Task to complete: Copy every line from the records below that holds the word "brand".

## Start Input rows

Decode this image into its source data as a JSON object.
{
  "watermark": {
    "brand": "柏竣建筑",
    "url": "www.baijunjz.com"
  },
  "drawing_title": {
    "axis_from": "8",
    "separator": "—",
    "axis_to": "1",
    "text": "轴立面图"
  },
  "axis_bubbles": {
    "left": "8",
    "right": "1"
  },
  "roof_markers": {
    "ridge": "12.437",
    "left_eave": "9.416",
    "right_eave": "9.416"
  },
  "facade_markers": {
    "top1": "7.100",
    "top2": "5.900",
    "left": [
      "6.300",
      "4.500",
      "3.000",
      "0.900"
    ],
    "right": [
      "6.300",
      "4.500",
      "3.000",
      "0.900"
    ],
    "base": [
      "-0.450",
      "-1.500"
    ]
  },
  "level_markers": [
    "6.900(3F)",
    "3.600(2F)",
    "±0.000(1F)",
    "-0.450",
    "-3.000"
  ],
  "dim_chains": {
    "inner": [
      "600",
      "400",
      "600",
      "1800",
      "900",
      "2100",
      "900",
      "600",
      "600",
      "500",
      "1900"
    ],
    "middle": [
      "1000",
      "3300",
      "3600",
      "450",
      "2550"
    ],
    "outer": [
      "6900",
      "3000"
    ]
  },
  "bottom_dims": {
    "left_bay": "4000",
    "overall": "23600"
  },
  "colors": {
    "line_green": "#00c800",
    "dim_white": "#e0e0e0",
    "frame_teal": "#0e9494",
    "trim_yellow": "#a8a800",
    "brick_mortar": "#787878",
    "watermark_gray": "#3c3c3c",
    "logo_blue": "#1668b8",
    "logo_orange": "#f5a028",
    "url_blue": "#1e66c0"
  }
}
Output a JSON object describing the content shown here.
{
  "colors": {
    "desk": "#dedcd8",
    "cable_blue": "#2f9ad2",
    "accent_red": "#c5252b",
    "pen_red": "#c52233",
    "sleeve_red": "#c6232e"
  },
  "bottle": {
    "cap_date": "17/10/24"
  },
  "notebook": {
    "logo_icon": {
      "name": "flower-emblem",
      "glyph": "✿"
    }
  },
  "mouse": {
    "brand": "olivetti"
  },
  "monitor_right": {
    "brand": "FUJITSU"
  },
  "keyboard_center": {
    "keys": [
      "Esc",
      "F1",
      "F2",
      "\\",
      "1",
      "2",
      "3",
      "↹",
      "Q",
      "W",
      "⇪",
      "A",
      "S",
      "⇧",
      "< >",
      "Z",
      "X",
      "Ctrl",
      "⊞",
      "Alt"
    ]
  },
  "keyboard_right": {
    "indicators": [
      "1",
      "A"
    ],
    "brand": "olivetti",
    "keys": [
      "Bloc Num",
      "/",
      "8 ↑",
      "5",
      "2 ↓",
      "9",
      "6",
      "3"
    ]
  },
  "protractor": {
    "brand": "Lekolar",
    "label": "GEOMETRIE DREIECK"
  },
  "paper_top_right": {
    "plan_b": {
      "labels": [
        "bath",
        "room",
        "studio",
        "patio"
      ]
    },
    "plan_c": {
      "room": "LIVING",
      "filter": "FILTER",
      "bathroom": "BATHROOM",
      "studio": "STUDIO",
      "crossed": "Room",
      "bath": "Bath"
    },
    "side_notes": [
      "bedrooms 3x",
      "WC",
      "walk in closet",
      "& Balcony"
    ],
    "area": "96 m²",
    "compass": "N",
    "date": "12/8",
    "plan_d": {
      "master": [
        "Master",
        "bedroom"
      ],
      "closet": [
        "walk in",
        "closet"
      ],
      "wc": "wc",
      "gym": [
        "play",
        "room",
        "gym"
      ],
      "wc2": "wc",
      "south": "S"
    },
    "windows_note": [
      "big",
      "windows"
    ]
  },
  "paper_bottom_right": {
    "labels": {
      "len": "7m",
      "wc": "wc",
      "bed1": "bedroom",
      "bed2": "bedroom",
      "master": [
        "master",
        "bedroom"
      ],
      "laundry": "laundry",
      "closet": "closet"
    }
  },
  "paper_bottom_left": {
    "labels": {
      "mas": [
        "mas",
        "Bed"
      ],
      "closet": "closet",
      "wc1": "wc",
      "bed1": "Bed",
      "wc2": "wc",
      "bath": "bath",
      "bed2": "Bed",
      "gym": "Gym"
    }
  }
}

## End Input rows

Response:
    "brand": "柏竣建筑",
    "brand": "olivetti"
    "brand": "FUJITSU"
    "brand": "olivetti",
    "brand": "Lekolar",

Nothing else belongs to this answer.